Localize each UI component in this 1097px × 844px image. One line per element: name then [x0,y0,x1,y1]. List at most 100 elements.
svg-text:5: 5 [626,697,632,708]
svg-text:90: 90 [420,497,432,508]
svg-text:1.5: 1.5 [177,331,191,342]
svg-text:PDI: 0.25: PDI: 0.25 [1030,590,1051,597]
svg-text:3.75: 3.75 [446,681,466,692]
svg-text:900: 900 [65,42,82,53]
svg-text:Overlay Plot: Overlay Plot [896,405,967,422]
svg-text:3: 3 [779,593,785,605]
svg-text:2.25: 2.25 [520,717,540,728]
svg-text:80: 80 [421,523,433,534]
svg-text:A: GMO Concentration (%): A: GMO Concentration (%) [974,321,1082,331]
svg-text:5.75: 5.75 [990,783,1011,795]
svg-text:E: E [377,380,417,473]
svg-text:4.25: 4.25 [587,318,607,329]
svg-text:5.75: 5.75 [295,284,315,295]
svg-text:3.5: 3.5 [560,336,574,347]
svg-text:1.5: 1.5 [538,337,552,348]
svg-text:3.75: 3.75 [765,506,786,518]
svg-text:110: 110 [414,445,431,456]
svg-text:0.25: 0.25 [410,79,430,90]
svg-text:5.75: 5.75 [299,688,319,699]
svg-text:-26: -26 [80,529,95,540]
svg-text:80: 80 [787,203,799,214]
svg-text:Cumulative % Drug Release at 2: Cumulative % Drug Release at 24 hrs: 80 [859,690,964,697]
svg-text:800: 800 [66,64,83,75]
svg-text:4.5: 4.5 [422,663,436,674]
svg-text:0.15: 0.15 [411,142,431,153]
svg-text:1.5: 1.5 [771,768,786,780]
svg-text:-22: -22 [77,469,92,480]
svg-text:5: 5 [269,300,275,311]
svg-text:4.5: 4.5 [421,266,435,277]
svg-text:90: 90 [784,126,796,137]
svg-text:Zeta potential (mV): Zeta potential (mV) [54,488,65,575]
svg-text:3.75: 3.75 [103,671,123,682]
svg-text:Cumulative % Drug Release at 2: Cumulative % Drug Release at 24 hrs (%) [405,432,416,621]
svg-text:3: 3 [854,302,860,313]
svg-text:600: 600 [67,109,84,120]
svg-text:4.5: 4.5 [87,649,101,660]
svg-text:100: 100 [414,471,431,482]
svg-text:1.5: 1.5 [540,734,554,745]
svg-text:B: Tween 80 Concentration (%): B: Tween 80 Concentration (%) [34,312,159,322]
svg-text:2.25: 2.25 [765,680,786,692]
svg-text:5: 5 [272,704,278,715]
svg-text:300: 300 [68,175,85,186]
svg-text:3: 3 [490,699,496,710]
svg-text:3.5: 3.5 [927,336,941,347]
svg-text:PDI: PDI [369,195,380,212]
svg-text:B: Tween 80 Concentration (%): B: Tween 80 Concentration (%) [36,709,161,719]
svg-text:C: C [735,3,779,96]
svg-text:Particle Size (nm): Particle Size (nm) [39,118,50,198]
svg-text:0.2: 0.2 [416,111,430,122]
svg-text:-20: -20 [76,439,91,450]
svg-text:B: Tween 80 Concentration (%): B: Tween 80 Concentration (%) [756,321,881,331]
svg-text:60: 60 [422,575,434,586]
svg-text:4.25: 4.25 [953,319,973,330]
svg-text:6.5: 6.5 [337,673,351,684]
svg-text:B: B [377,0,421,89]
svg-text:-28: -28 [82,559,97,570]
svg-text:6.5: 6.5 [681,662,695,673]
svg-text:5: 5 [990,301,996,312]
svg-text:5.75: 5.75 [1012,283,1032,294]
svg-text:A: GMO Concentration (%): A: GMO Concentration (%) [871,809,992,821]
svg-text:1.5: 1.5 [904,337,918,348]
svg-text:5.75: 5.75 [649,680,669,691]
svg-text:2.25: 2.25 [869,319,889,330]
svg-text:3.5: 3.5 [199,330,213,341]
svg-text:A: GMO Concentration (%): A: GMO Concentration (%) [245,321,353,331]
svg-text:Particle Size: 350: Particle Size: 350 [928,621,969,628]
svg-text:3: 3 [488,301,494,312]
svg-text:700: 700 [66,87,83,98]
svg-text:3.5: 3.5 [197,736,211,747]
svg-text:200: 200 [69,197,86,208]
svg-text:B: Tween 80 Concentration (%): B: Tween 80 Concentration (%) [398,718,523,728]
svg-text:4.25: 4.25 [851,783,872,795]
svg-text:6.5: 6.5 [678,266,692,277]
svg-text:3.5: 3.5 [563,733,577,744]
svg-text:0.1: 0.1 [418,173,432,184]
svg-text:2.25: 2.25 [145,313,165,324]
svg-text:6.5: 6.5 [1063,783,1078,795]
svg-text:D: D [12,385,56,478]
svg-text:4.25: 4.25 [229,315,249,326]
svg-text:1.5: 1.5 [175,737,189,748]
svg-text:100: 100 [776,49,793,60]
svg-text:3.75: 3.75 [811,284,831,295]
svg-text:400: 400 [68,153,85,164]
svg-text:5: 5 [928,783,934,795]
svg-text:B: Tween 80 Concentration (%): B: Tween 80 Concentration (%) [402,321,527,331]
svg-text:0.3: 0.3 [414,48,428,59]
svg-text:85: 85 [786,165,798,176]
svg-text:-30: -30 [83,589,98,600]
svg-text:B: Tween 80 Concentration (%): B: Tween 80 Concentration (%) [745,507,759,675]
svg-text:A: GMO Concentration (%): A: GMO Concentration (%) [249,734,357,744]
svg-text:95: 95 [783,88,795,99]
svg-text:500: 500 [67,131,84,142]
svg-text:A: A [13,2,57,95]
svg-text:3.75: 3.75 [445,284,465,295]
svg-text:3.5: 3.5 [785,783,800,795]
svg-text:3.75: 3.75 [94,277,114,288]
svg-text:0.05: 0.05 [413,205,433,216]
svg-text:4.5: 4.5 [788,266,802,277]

# Task goal
Copy everything from the start of the records down through the line containing "svg-text:1.5: 1.5 [538,337,552,348]", both ends included.

# Solution below
Localize each UI component in this 1097px × 844px image. One line per element: name then [x0,y0,x1,y1]. List at most 100 elements.
svg-text:5: 5 [626,697,632,708]
svg-text:90: 90 [420,497,432,508]
svg-text:1.5: 1.5 [177,331,191,342]
svg-text:PDI: 0.25: PDI: 0.25 [1030,590,1051,597]
svg-text:3.75: 3.75 [446,681,466,692]
svg-text:900: 900 [65,42,82,53]
svg-text:Overlay Plot: Overlay Plot [896,405,967,422]
svg-text:3: 3 [779,593,785,605]
svg-text:2.25: 2.25 [520,717,540,728]
svg-text:80: 80 [421,523,433,534]
svg-text:A: GMO Concentration (%): A: GMO Concentration (%) [974,321,1082,331]
svg-text:5.75: 5.75 [990,783,1011,795]
svg-text:E: E [377,380,417,473]
svg-text:4.25: 4.25 [587,318,607,329]
svg-text:5.75: 5.75 [295,284,315,295]
svg-text:3.5: 3.5 [560,336,574,347]
svg-text:1.5: 1.5 [538,337,552,348]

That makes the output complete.